- Your task: Output every entry exactly as written, but omit the pictures.

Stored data
"""
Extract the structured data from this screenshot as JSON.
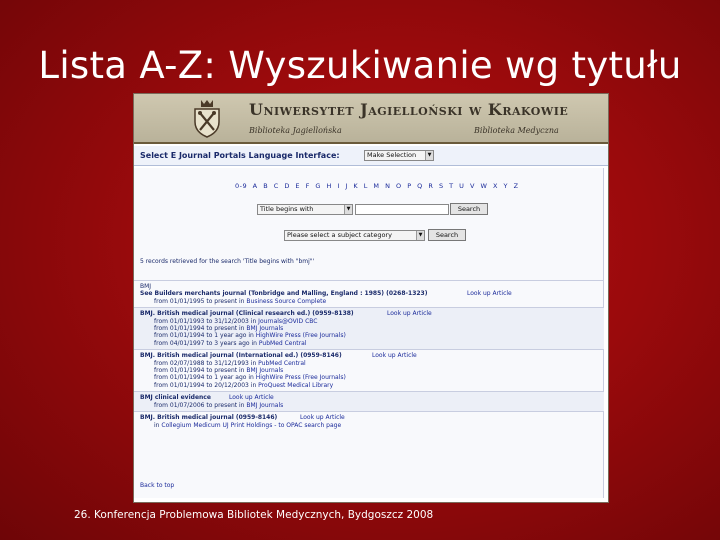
{
  "slide": {
    "title": "Lista A-Z: Wyszukiwanie wg tytułu",
    "footer": "26. Konferencja Problemowa Bibliotek Medycznych, Bydgoszcz 2008"
  },
  "banner": {
    "university": "Uniwersytet Jagielloński w Krakowie",
    "library_left": "Biblioteka Jagiellońska",
    "library_right": "Biblioteka Medyczna",
    "crest_icon": "university-crest-icon"
  },
  "language": {
    "label": "Select E Journal Portals Language Interface:",
    "selected": "Make Selection"
  },
  "search": {
    "alphabet": "0-9 A B C D E F G H I J K L M N O P Q R S T U V W X Y Z",
    "mode_selected": "Title begins with",
    "query": "",
    "search_label": "Search",
    "subject_selected": "Please select a subject category",
    "subject_search_label": "Search"
  },
  "results": {
    "summary": "5 records retrieved for the search 'Title begins with \"bmj\"'",
    "back_to_top": "Back to top",
    "look_up": "Look up Article",
    "records": [
      {
        "pre": "BMJ",
        "title": "See  Builders merchants journal (Tonbridge and Malling, England : 1985) (0268-1323)",
        "lines": [
          {
            "dates": "from 01/01/1995 to present in",
            "source": "Business Source Complete"
          }
        ]
      },
      {
        "title": "BMJ. British medical journal (Clinical research ed.) (0959-8138)",
        "lines": [
          {
            "dates": "from 01/01/1993 to 31/12/2003 in",
            "source": "Journals@OVID CBC"
          },
          {
            "dates": "from 01/01/1994 to present in",
            "source": "BMJ Journals"
          },
          {
            "dates": "from 01/01/1994 to 1 year ago in",
            "source": "HighWire Press (Free Journals)"
          },
          {
            "dates": "from 04/01/1997 to 3 years ago in",
            "source": "PubMed Central"
          }
        ]
      },
      {
        "title": "BMJ. British medical journal (International ed.) (0959-8146)",
        "lines": [
          {
            "dates": "from 02/07/1988 to 31/12/1993 in",
            "source": "PubMed Central"
          },
          {
            "dates": "from 01/01/1994 to present in",
            "source": "BMJ Journals"
          },
          {
            "dates": "from 01/01/1994 to 1 year ago in",
            "source": "HighWire Press (Free Journals)"
          },
          {
            "dates": "from 01/01/1994 to 20/12/2003 in",
            "source": "ProQuest Medical Library"
          }
        ]
      },
      {
        "title": "BMJ clinical evidence",
        "lines": [
          {
            "dates": "from 01/07/2006 to present in",
            "source": "BMJ Journals"
          }
        ]
      },
      {
        "title": "BMJ. British medical journal (0959-8146)",
        "lines": [
          {
            "dates": "in",
            "source": "Collegium Medicum UJ Print Holdings - to OPAC search page"
          }
        ]
      }
    ]
  }
}
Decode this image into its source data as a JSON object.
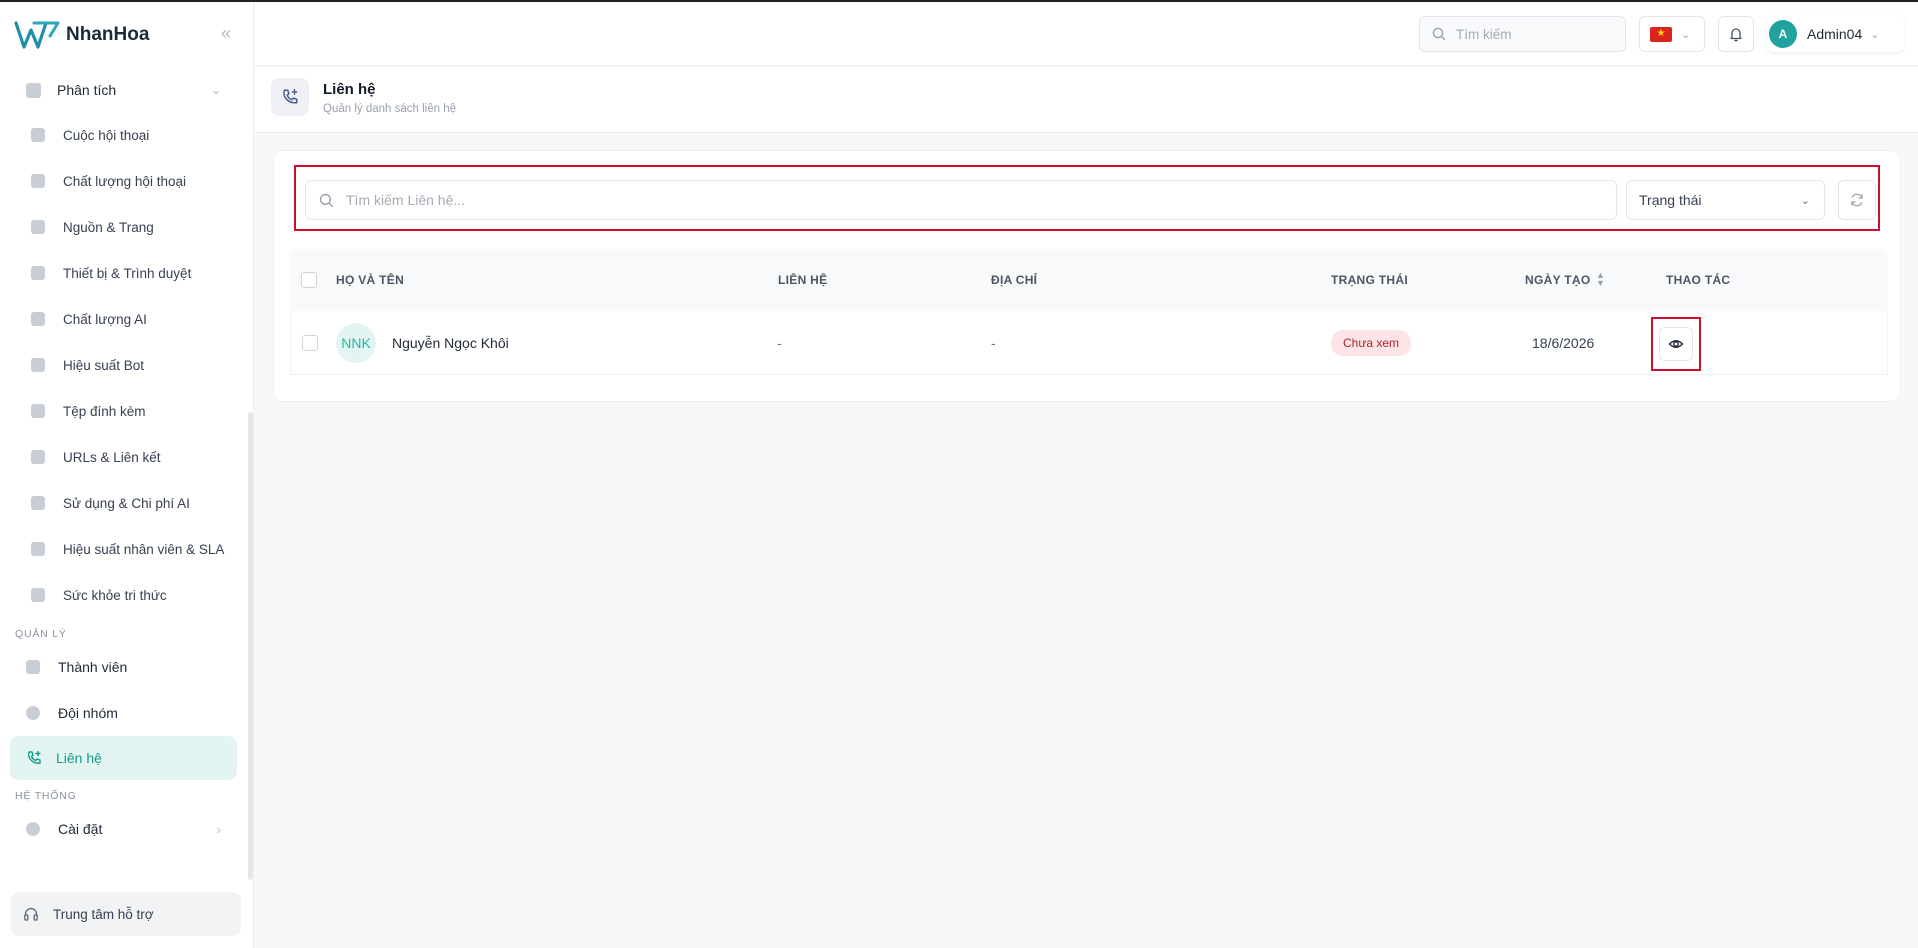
{
  "brand": {
    "name": "NhanHoa",
    "collapse_glyph": "«"
  },
  "sidebar": {
    "analytics_group": "Phân tích",
    "analytics_items": [
      {
        "label": "Cuộc hội thoại",
        "icon": "chat-bubbles-icon"
      },
      {
        "label": "Chất lượng hội thoại",
        "icon": "message-square-icon"
      },
      {
        "label": "Nguồn & Trang",
        "icon": "monitor-icon"
      },
      {
        "label": "Thiết bị & Trình duyệt",
        "icon": "phone-device-icon"
      },
      {
        "label": "Chất lượng AI",
        "icon": "sparkles-icon"
      },
      {
        "label": "Hiệu suất Bot",
        "icon": "cpu-icon"
      },
      {
        "label": "Tệp đính kèm",
        "icon": "file-icon"
      },
      {
        "label": "URLs & Liên kết",
        "icon": "link-icon"
      },
      {
        "label": "Sử dụng & Chi phí AI",
        "icon": "database-icon"
      },
      {
        "label": "Hiệu suất nhân viên & SLA",
        "icon": "users-icon"
      },
      {
        "label": "Sức khỏe tri thức",
        "icon": "book-icon"
      }
    ],
    "section_manage": "QUẢN LÝ",
    "manage_items": [
      {
        "label": "Thành viên",
        "icon": "user-card-icon"
      },
      {
        "label": "Đội nhóm",
        "icon": "team-icon"
      },
      {
        "label": "Liên hệ",
        "icon": "phone-plus-icon",
        "active": true
      }
    ],
    "section_system": "HỆ THỐNG",
    "system_items": [
      {
        "label": "Cài đặt",
        "icon": "gear-icon"
      }
    ],
    "support_label": "Trung tâm hỗ trợ"
  },
  "topbar": {
    "search_placeholder": "Tìm kiếm",
    "language_flag": "vietnam-flag-icon",
    "user_initial": "A",
    "user_name": "Admin04"
  },
  "page": {
    "title": "Liên hệ",
    "subtitle": "Quản lý danh sách liên hệ"
  },
  "filters": {
    "search_placeholder": "Tìm kiếm Liên hệ...",
    "status_label": "Trạng thái"
  },
  "table": {
    "headers": {
      "name": "HỌ VÀ TÊN",
      "contact": "LIÊN HỆ",
      "address": "ĐỊA CHỈ",
      "status": "TRẠNG THÁI",
      "created": "NGÀY TẠO",
      "actions": "THAO TÁC"
    },
    "rows": [
      {
        "initials": "NNK",
        "name": "Nguyễn Ngọc Khôi",
        "contact": "-",
        "address": "-",
        "status": "Chưa xem",
        "created": "18/6/2026"
      }
    ]
  },
  "colors": {
    "accent": "#15998a",
    "active_bg": "#e3f5f2",
    "highlight_border": "#c8102e",
    "badge_bg": "#fde4e6",
    "badge_text": "#b4232e"
  }
}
"""
- Reply to the task:
Extract the structured data from this screenshot as JSON.
{
  "slide": {
    "title": "Lista A-Z: Wyszukiwanie wg tytułu",
    "footer": "26. Konferencja Problemowa Bibliotek Medycznych, Bydgoszcz 2008"
  },
  "banner": {
    "university": "Uniwersytet Jagielloński w Krakowie",
    "library_left": "Biblioteka Jagiellońska",
    "library_right": "Biblioteka Medyczna",
    "crest_icon": "university-crest-icon"
  },
  "language": {
    "label": "Select E Journal Portals Language Interface:",
    "selected": "Make Selection"
  },
  "search": {
    "alphabet": "0-9 A B C D E F G H I J K L M N O P Q R S T U V W X Y Z",
    "mode_selected": "Title begins with",
    "query": "",
    "search_label": "Search",
    "subject_selected": "Please select a subject category",
    "subject_search_label": "Search"
  },
  "results": {
    "summary": "5 records retrieved for the search 'Title begins with \"bmj\"'",
    "back_to_top": "Back to top",
    "look_up": "Look up Article",
    "records": [
      {
        "pre": "BMJ",
        "title": "See  Builders merchants journal (Tonbridge and Malling, England : 1985) (0268-1323)",
        "lines": [
          {
            "dates": "from 01/01/1995 to present in",
            "source": "Business Source Complete"
          }
        ]
      },
      {
        "title": "BMJ. British medical journal (Clinical research ed.) (0959-8138)",
        "lines": [
          {
            "dates": "from 01/01/1993 to 31/12/2003 in",
            "source": "Journals@OVID CBC"
          },
          {
            "dates": "from 01/01/1994 to present in",
            "source": "BMJ Journals"
          },
          {
            "dates": "from 01/01/1994 to 1 year ago in",
            "source": "HighWire Press (Free Journals)"
          },
          {
            "dates": "from 04/01/1997 to 3 years ago in",
            "source": "PubMed Central"
          }
        ]
      },
      {
        "title": "BMJ. British medical journal (International ed.) (0959-8146)",
        "lines": [
          {
            "dates": "from 02/07/1988 to 31/12/1993 in",
            "source": "PubMed Central"
          },
          {
            "dates": "from 01/01/1994 to present in",
            "source": "BMJ Journals"
          },
          {
            "dates": "from 01/01/1994 to 1 year ago in",
            "source": "HighWire Press (Free Journals)"
          },
          {
            "dates": "from 01/01/1994 to 20/12/2003 in",
            "source": "ProQuest Medical Library"
          }
        ]
      },
      {
        "title": "BMJ clinical evidence",
        "lines": [
          {
            "dates": "from 01/07/2006 to present in",
            "source": "BMJ Journals"
          }
        ]
      },
      {
        "title": "BMJ. British medical journal (0959-8146)",
        "lines": [
          {
            "dates": "in",
            "source": "Collegium Medicum UJ Print Holdings - to OPAC search page"
          }
        ]
      }
    ]
  }
}
Decode this image into its source data as a JSON object.
{
  "brand": {
    "name": "NhanHoa",
    "collapse_glyph": "«"
  },
  "sidebar": {
    "analytics_group": "Phân tích",
    "analytics_items": [
      {
        "label": "Cuộc hội thoại",
        "icon": "chat-bubbles-icon"
      },
      {
        "label": "Chất lượng hội thoại",
        "icon": "message-square-icon"
      },
      {
        "label": "Nguồn & Trang",
        "icon": "monitor-icon"
      },
      {
        "label": "Thiết bị & Trình duyệt",
        "icon": "phone-device-icon"
      },
      {
        "label": "Chất lượng AI",
        "icon": "sparkles-icon"
      },
      {
        "label": "Hiệu suất Bot",
        "icon": "cpu-icon"
      },
      {
        "label": "Tệp đính kèm",
        "icon": "file-icon"
      },
      {
        "label": "URLs & Liên kết",
        "icon": "link-icon"
      },
      {
        "label": "Sử dụng & Chi phí AI",
        "icon": "database-icon"
      },
      {
        "label": "Hiệu suất nhân viên & SLA",
        "icon": "users-icon"
      },
      {
        "label": "Sức khỏe tri thức",
        "icon": "book-icon"
      }
    ],
    "section_manage": "QUẢN LÝ",
    "manage_items": [
      {
        "label": "Thành viên",
        "icon": "user-card-icon"
      },
      {
        "label": "Đội nhóm",
        "icon": "team-icon"
      },
      {
        "label": "Liên hệ",
        "icon": "phone-plus-icon",
        "active": true
      }
    ],
    "section_system": "HỆ THỐNG",
    "system_items": [
      {
        "label": "Cài đặt",
        "icon": "gear-icon"
      }
    ],
    "support_label": "Trung tâm hỗ trợ"
  },
  "topbar": {
    "search_placeholder": "Tìm kiếm",
    "language_flag": "vietnam-flag-icon",
    "user_initial": "A",
    "user_name": "Admin04"
  },
  "page": {
    "title": "Liên hệ",
    "subtitle": "Quản lý danh sách liên hệ"
  },
  "filters": {
    "search_placeholder": "Tìm kiếm Liên hệ...",
    "status_label": "Trạng thái"
  },
  "table": {
    "headers": {
      "name": "HỌ VÀ TÊN",
      "contact": "LIÊN HỆ",
      "address": "ĐỊA CHỈ",
      "status": "TRẠNG THÁI",
      "created": "NGÀY TẠO",
      "actions": "THAO TÁC"
    },
    "rows": [
      {
        "initials": "NNK",
        "name": "Nguyễn Ngọc Khôi",
        "contact": "-",
        "address": "-",
        "status": "Chưa xem",
        "created": "18/6/2026"
      }
    ]
  },
  "colors": {
    "accent": "#15998a",
    "active_bg": "#e3f5f2",
    "highlight_border": "#c8102e",
    "badge_bg": "#fde4e6",
    "badge_text": "#b4232e"
  }
}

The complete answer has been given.